(Stored data entries)
::::::

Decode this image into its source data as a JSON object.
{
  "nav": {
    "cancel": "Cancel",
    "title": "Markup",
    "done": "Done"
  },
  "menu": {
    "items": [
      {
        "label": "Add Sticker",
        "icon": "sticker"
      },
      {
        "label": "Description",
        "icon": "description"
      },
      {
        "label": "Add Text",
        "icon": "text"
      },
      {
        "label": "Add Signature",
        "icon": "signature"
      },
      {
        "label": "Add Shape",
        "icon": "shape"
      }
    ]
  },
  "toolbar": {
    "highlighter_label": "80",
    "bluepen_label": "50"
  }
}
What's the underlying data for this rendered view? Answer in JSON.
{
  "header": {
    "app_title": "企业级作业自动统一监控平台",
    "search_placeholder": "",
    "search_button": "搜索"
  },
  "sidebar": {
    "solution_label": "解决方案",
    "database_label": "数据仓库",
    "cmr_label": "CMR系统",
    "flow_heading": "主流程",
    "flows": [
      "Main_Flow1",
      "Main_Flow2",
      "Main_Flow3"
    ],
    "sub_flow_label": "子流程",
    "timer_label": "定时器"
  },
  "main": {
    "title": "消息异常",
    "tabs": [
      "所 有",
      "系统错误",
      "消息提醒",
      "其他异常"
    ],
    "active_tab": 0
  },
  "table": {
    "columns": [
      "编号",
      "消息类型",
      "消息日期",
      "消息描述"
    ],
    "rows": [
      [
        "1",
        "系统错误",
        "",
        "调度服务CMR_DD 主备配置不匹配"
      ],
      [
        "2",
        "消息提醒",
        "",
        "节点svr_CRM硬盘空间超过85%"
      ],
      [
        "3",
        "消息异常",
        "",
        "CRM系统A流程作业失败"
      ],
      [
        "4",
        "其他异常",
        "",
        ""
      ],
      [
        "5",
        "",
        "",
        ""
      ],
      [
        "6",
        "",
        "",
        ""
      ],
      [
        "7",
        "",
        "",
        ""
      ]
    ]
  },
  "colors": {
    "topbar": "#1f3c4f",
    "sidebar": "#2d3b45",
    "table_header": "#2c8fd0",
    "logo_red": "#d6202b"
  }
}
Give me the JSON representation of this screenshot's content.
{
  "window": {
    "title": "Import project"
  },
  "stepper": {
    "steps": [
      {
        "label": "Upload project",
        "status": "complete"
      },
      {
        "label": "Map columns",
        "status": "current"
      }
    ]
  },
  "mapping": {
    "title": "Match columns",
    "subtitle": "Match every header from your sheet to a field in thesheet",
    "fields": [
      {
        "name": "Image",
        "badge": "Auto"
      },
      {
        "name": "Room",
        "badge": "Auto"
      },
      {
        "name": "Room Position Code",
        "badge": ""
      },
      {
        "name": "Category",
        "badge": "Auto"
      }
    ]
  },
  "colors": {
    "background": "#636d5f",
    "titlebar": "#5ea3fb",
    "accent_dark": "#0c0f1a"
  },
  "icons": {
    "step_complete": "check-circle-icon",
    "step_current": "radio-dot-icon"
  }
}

::::::

# [AIM OF THE TASK]
Reproduce, word for word, only the lines from the one that contains "Give me the" through the final line.

# [FULL SOLUTION]
Give me the JSON representation of this screenshot's content.
{
  "window": {
    "title": "Import project"
  },
  "stepper": {
    "steps": [
      {
        "label": "Upload project",
        "status": "complete"
      },
      {
        "label": "Map columns",
        "status": "current"
      }
    ]
  },
  "mapping": {
    "title": "Match columns",
    "subtitle": "Match every header from your sheet to a field in thesheet",
    "fields": [
      {
        "name": "Image",
        "badge": "Auto"
      },
      {
        "name": "Room",
        "badge": "Auto"
      },
      {
        "name": "Room Position Code",
        "badge": ""
      },
      {
        "name": "Category",
        "badge": "Auto"
      }
    ]
  },
  "colors": {
    "background": "#636d5f",
    "titlebar": "#5ea3fb",
    "accent_dark": "#0c0f1a"
  },
  "icons": {
    "step_complete": "check-circle-icon",
    "step_current": "radio-dot-icon"
  }
}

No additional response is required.